___ Records for this exercise ___
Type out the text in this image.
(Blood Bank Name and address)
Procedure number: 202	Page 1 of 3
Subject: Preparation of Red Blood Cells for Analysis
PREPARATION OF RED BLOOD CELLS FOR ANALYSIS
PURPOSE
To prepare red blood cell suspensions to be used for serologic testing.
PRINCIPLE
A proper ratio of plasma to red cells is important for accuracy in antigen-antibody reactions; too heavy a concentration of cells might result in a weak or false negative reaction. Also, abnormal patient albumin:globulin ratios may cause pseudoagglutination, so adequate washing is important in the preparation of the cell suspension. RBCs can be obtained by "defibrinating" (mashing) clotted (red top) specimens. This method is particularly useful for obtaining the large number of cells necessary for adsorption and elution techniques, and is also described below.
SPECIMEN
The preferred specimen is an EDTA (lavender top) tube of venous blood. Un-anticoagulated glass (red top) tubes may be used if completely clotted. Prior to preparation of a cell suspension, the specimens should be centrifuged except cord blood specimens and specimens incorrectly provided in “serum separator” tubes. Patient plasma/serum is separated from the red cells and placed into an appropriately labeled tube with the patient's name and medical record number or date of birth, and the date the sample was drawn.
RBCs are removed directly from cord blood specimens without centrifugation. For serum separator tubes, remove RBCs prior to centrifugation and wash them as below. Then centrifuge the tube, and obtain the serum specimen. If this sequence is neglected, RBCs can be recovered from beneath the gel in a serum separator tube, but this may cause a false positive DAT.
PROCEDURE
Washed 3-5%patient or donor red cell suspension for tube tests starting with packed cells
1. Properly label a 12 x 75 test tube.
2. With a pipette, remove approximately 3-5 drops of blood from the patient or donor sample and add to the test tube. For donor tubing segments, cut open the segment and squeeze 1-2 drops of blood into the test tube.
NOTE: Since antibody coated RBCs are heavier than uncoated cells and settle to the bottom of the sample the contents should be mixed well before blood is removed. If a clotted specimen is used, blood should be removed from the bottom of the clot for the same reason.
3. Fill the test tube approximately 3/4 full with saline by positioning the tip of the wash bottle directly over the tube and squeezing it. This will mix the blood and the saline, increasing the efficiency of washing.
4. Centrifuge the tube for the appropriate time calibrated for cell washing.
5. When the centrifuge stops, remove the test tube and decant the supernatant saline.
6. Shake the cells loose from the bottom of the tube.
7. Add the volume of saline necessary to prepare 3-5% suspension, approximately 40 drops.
___
Work item: Read through the lines above and collect those that contain the string "into".

Task solution:
The preferred specimen is an EDTA (lavender top) tube of venous blood. Un-anticoagulated glass (red top) tubes may be used if completely clotted. Prior to preparation of a cell suspension, the specimens should be centrifuged except cord blood specimens and specimens incorrectly provided in “serum separator” tubes. Patient plasma/serum is separated from the red cells and placed into an appropriately labeled tube with the patient's name and medical record number or date of birth, and the date the sample was drawn.
2. With a pipette, remove approximately 3-5 drops of blood from the patient or donor sample and add to the test tube. For donor tubing segments, cut open the segment and squeeze 1-2 drops of blood into the test tube.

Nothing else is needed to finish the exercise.